**EXERCISE DETAILS:** Lines containing the string "della" are to be collected in full.

**RECORDS SHOWN:**
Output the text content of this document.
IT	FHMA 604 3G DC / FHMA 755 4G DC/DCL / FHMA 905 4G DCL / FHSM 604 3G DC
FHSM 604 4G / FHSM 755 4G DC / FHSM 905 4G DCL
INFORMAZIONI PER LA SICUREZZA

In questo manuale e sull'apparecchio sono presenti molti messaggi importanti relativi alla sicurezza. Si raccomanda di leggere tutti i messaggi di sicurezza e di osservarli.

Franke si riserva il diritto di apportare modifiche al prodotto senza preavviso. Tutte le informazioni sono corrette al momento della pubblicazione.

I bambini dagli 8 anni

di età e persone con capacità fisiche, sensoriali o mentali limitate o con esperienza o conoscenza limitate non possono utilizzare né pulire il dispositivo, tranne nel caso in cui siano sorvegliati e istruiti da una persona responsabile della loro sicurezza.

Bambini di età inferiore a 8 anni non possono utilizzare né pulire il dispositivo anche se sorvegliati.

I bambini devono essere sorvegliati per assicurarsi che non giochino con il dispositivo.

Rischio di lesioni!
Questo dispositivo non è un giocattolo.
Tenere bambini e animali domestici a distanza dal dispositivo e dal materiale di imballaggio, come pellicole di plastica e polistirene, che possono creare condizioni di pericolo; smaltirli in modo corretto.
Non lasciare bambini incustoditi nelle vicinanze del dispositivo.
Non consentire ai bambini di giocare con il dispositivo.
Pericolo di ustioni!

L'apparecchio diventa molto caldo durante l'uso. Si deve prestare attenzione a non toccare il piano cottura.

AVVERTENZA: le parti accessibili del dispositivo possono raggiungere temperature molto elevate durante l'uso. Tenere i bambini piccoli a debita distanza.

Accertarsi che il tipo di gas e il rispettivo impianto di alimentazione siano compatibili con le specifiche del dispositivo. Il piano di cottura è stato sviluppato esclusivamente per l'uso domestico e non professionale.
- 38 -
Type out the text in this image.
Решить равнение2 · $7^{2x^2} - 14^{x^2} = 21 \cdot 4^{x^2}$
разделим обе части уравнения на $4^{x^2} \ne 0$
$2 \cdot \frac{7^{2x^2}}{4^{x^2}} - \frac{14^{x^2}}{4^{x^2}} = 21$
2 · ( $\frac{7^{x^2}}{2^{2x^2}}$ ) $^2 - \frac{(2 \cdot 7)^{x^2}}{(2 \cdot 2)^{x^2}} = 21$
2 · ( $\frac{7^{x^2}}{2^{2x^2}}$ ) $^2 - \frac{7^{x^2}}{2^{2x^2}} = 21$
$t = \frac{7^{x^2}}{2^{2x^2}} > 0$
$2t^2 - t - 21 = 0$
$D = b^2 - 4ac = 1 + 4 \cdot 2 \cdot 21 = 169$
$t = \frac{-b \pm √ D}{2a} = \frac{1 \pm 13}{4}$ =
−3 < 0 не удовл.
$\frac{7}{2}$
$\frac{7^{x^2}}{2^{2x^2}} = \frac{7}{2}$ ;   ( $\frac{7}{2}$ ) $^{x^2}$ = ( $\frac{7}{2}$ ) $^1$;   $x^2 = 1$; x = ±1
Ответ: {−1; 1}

**FINISHED TASK:**
Franke si riserva il diritto di apportare modifiche al prodotto senza preavviso. Tutte le informazioni sono corrette al momento della pubblicazione.
di età e persone con capacità fisiche, sensoriali o mentali limitate o con esperienza o conoscenza limitate non possono utilizzare né pulire il dispositivo, tranne nel caso in cui siano sorvegliati e istruiti da una persona responsabile della loro sicurezza.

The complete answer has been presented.